◆ What you should do ◆
Print every entry, word for word, and skip the images.

◆ Supplied material ◆
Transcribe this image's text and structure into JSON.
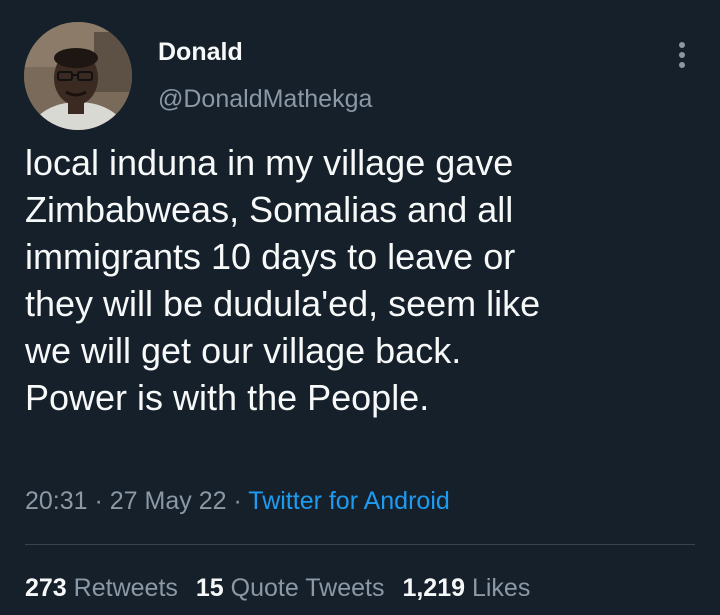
{
  "author": {
    "name": "Donald",
    "handle": "@DonaldMathekga"
  },
  "tweet": {
    "lines": [
      "local induna in my village gave",
      "Zimbabweas, Somalias and all",
      "immigrants 10 days to leave or",
      "they will be dudula'ed, seem like",
      "we will get our village back.",
      "Power is with the People."
    ],
    "time": "20:31",
    "date": "27 May 22",
    "separator": " · ",
    "source": "Twitter for Android"
  },
  "stats": {
    "retweets": {
      "count": "273",
      "label": "Retweets"
    },
    "quotes": {
      "count": "15",
      "label": "Quote Tweets"
    },
    "likes": {
      "count": "1,219",
      "label": "Likes"
    }
  },
  "icons": {
    "more": "more-vertical-icon"
  },
  "colors": {
    "background": "#15202b",
    "primary_text": "#f7f9f9",
    "secondary_text": "#8b98a5",
    "link": "#1d9bf0",
    "divider": "#38444d"
  }
}
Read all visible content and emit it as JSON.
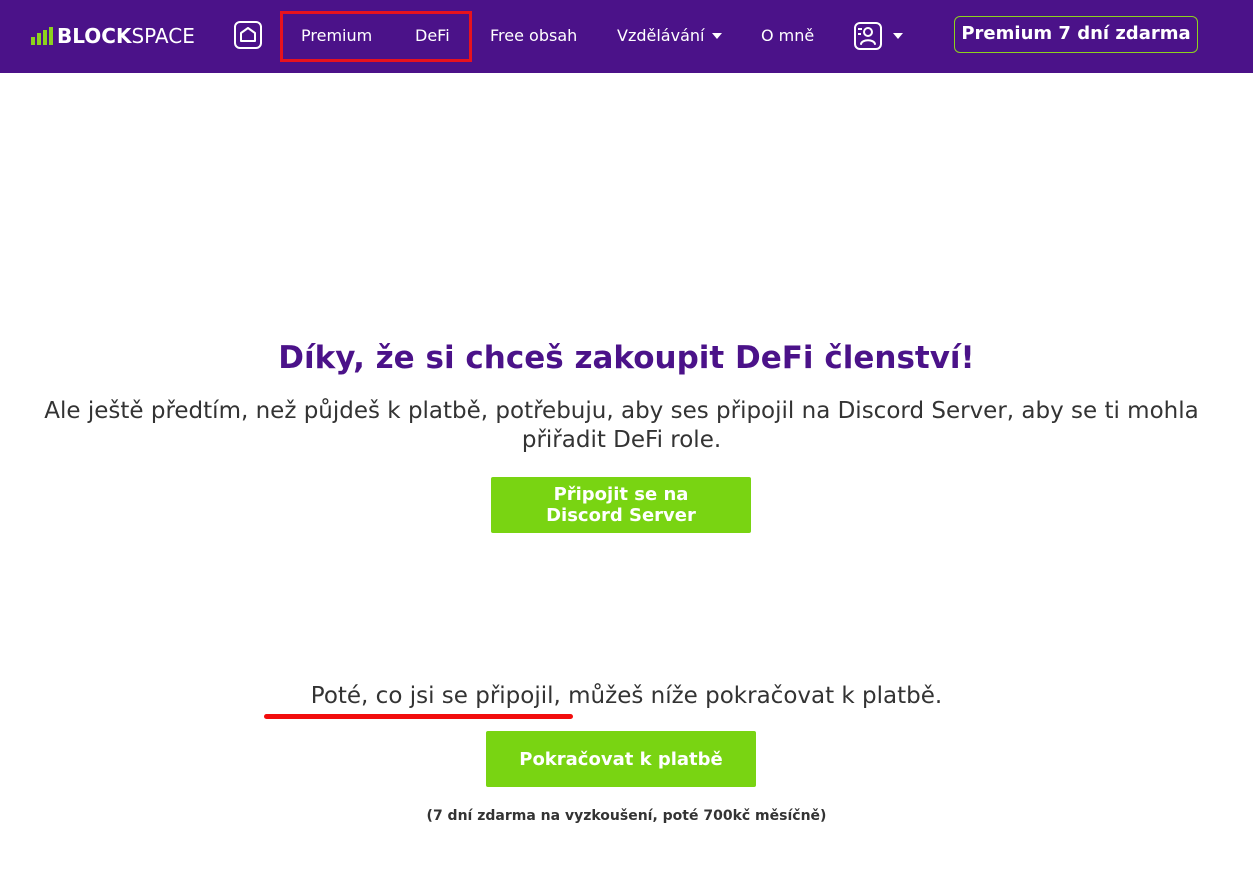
{
  "colors": {
    "navbar_bg": "#4b1289",
    "accent_green": "#79d412",
    "logo_green": "#8dd21e",
    "headline": "#4b1289",
    "annotation_red": "#e8121e"
  },
  "navbar": {
    "logo_bold": "BLOCK",
    "logo_light": "SPACE",
    "home_icon": "home-icon",
    "links": {
      "premium": "Premium",
      "defi": "DeFi",
      "free": "Free obsah",
      "education": "Vzdělávání",
      "about": "O mně"
    },
    "account_icon": "account-icon",
    "cta": "Premium 7 dní zdarma"
  },
  "main": {
    "headline": "Díky, že si chceš zakoupit DeFi členství!",
    "subtext": "Ale ještě předtím, než půjdeš k platbě, potřebuju, aby ses připojil na Discord Server, aby se ti mohla přiřadit DeFi role.",
    "discord_button": "Připojit se na Discord Server",
    "after_text": "Poté, co jsi se připojil, můžeš níže pokračovat k platbě.",
    "pay_button": "Pokračovat k platbě",
    "footnote": "(7 dní zdarma na vyzkoušení, poté 700kč měsíčně)"
  }
}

◆ Response ◆
Transcribe this image's text and structure into JSON.
{
  "author": {
    "name": "Donald",
    "handle": "@DonaldMathekga"
  },
  "tweet": {
    "lines": [
      "local induna in my village gave",
      "Zimbabweas, Somalias and all",
      "immigrants 10 days to leave or",
      "they will be dudula'ed, seem like",
      "we will get our village back.",
      "Power is with the People."
    ],
    "time": "20:31",
    "date": "27 May 22",
    "separator": " · ",
    "source": "Twitter for Android"
  },
  "stats": {
    "retweets": {
      "count": "273",
      "label": "Retweets"
    },
    "quotes": {
      "count": "15",
      "label": "Quote Tweets"
    },
    "likes": {
      "count": "1,219",
      "label": "Likes"
    }
  },
  "icons": {
    "more": "more-vertical-icon"
  },
  "colors": {
    "background": "#15202b",
    "primary_text": "#f7f9f9",
    "secondary_text": "#8b98a5",
    "link": "#1d9bf0",
    "divider": "#38444d"
  }
}
Read all visible content and emit it as JSON.
{
  "colors": {
    "navbar_bg": "#4b1289",
    "accent_green": "#79d412",
    "logo_green": "#8dd21e",
    "headline": "#4b1289",
    "annotation_red": "#e8121e"
  },
  "navbar": {
    "logo_bold": "BLOCK",
    "logo_light": "SPACE",
    "home_icon": "home-icon",
    "links": {
      "premium": "Premium",
      "defi": "DeFi",
      "free": "Free obsah",
      "education": "Vzdělávání",
      "about": "O mně"
    },
    "account_icon": "account-icon",
    "cta": "Premium 7 dní zdarma"
  },
  "main": {
    "headline": "Díky, že si chceš zakoupit DeFi členství!",
    "subtext": "Ale ještě předtím, než půjdeš k platbě, potřebuju, aby ses připojil na Discord Server, aby se ti mohla přiřadit DeFi role.",
    "discord_button": "Připojit se na Discord Server",
    "after_text": "Poté, co jsi se připojil, můžeš níže pokračovat k platbě.",
    "pay_button": "Pokračovat k platbě",
    "footnote": "(7 dní zdarma na vyzkoušení, poté 700kč měsíčně)"
  }
}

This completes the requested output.